>> START

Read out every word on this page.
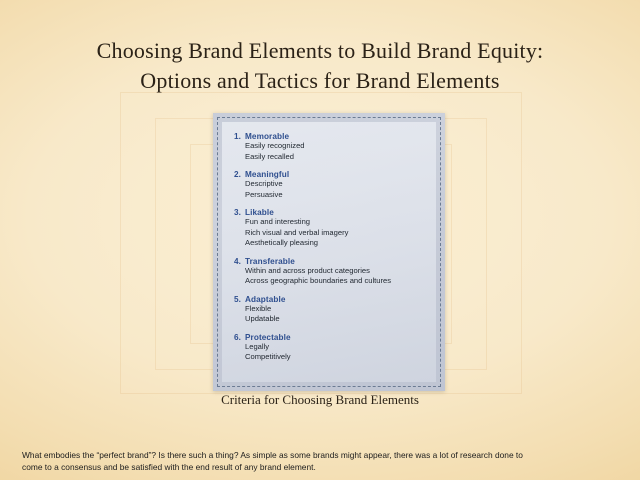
Choosing Brand Elements to Build Brand Equity:
Options and Tactics for Brand Elements
1. Memorable
Easily recognized
Easily recalled
2. Meaningful
Descriptive
Persuasive
3. Likable
Fun and interesting
Rich visual and verbal imagery
Aesthetically pleasing
4. Transferable
Within and across product categories
Across geographic boundaries and cultures
5. Adaptable
Flexible
Updatable
6. Protectable
Legally
Competitively
Criteria for Choosing Brand Elements
What embodies the “perfect brand”? Is there such a thing? As simple as some brands might appear, there was a lot of research done to
come to a consensus and be satisfied with the end result of any brand element.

>> END

SET EXERCISE ::
From the data above, pick out each line containing "Elements" and copy it.

CORRECT ANSWER ::
Choosing Brand Elements to Build Brand Equity:
Options and Tactics for Brand Elements
Criteria for Choosing Brand Elements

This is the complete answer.